■ WHAT YOU ARE ASKED TO DO ■
Return all the data, word for word.

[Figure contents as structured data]
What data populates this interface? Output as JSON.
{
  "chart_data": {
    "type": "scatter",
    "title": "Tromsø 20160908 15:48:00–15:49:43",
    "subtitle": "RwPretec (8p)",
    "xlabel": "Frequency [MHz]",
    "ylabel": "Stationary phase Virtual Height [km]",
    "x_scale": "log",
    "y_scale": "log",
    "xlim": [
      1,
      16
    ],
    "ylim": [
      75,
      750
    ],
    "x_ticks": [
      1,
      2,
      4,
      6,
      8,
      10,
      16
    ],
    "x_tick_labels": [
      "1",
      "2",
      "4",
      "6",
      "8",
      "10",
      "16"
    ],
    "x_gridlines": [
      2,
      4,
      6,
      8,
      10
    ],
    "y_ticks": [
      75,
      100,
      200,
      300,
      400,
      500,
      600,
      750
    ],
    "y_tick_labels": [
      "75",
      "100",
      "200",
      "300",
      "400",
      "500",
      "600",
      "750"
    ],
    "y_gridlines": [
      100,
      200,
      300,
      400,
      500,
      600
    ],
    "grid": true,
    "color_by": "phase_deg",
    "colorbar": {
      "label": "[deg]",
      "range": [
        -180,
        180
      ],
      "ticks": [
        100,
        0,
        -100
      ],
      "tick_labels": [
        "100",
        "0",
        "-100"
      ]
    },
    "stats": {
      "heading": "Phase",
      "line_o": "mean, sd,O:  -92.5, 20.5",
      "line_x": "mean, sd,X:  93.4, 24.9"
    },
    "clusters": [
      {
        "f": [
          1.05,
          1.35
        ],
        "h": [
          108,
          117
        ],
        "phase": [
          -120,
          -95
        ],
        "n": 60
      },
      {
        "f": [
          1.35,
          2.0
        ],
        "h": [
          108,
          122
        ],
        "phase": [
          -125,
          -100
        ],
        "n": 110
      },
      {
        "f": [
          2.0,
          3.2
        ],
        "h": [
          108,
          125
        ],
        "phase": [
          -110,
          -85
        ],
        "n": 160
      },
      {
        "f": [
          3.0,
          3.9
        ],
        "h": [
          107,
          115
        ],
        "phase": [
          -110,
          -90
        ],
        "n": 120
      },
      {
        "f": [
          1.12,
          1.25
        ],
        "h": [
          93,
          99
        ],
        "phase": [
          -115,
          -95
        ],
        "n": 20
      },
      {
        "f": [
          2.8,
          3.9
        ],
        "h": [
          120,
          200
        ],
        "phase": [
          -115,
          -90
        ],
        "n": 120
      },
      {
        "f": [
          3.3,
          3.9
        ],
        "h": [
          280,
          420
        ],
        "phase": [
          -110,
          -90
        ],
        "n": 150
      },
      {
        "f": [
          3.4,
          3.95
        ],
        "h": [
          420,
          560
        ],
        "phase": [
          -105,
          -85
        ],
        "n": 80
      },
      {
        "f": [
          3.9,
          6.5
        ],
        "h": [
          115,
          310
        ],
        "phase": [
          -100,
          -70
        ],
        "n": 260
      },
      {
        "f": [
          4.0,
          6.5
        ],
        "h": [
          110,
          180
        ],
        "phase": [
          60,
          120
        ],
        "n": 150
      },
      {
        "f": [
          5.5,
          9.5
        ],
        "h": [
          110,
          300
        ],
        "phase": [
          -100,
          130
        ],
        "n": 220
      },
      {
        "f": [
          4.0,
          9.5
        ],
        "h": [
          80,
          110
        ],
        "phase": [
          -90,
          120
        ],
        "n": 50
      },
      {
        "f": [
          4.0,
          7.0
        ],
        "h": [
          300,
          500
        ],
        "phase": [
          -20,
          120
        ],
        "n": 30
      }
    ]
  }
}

■ WORKED ANSWER ■
What data populates this interface? Output as JSON.
{
  "chart_data": {
    "type": "scatter",
    "title": "Tromsø 20160908 15:48:00–15:49:43",
    "subtitle": "RwPretec (8p)",
    "xlabel": "Frequency [MHz]",
    "ylabel": "Stationary phase Virtual Height [km]",
    "x_scale": "log",
    "y_scale": "log",
    "xlim": [
      1,
      16
    ],
    "ylim": [
      75,
      750
    ],
    "x_ticks": [
      1,
      2,
      4,
      6,
      8,
      10,
      16
    ],
    "x_tick_labels": [
      "1",
      "2",
      "4",
      "6",
      "8",
      "10",
      "16"
    ],
    "x_gridlines": [
      2,
      4,
      6,
      8,
      10
    ],
    "y_ticks": [
      75,
      100,
      200,
      300,
      400,
      500,
      600,
      750
    ],
    "y_tick_labels": [
      "75",
      "100",
      "200",
      "300",
      "400",
      "500",
      "600",
      "750"
    ],
    "y_gridlines": [
      100,
      200,
      300,
      400,
      500,
      600
    ],
    "grid": true,
    "color_by": "phase_deg",
    "colorbar": {
      "label": "[deg]",
      "range": [
        -180,
        180
      ],
      "ticks": [
        100,
        0,
        -100
      ],
      "tick_labels": [
        "100",
        "0",
        "-100"
      ]
    },
    "stats": {
      "heading": "Phase",
      "line_o": "mean, sd,O:  -92.5, 20.5",
      "line_x": "mean, sd,X:  93.4, 24.9"
    },
    "clusters": [
      {
        "f": [
          1.05,
          1.35
        ],
        "h": [
          108,
          117
        ],
        "phase": [
          -120,
          -95
        ],
        "n": 60
      },
      {
        "f": [
          1.35,
          2.0
        ],
        "h": [
          108,
          122
        ],
        "phase": [
          -125,
          -100
        ],
        "n": 110
      },
      {
        "f": [
          2.0,
          3.2
        ],
        "h": [
          108,
          125
        ],
        "phase": [
          -110,
          -85
        ],
        "n": 160
      },
      {
        "f": [
          3.0,
          3.9
        ],
        "h": [
          107,
          115
        ],
        "phase": [
          -110,
          -90
        ],
        "n": 120
      },
      {
        "f": [
          1.12,
          1.25
        ],
        "h": [
          93,
          99
        ],
        "phase": [
          -115,
          -95
        ],
        "n": 20
      },
      {
        "f": [
          2.8,
          3.9
        ],
        "h": [
          120,
          200
        ],
        "phase": [
          -115,
          -90
        ],
        "n": 120
      },
      {
        "f": [
          3.3,
          3.9
        ],
        "h": [
          280,
          420
        ],
        "phase": [
          -110,
          -90
        ],
        "n": 150
      },
      {
        "f": [
          3.4,
          3.95
        ],
        "h": [
          420,
          560
        ],
        "phase": [
          -105,
          -85
        ],
        "n": 80
      },
      {
        "f": [
          3.9,
          6.5
        ],
        "h": [
          115,
          310
        ],
        "phase": [
          -100,
          -70
        ],
        "n": 260
      },
      {
        "f": [
          4.0,
          6.5
        ],
        "h": [
          110,
          180
        ],
        "phase": [
          60,
          120
        ],
        "n": 150
      },
      {
        "f": [
          5.5,
          9.5
        ],
        "h": [
          110,
          300
        ],
        "phase": [
          -100,
          130
        ],
        "n": 220
      },
      {
        "f": [
          4.0,
          9.5
        ],
        "h": [
          80,
          110
        ],
        "phase": [
          -90,
          120
        ],
        "n": 50
      },
      {
        "f": [
          4.0,
          7.0
        ],
        "h": [
          300,
          500
        ],
        "phase": [
          -20,
          120
        ],
        "n": 30
      }
    ]
  }
}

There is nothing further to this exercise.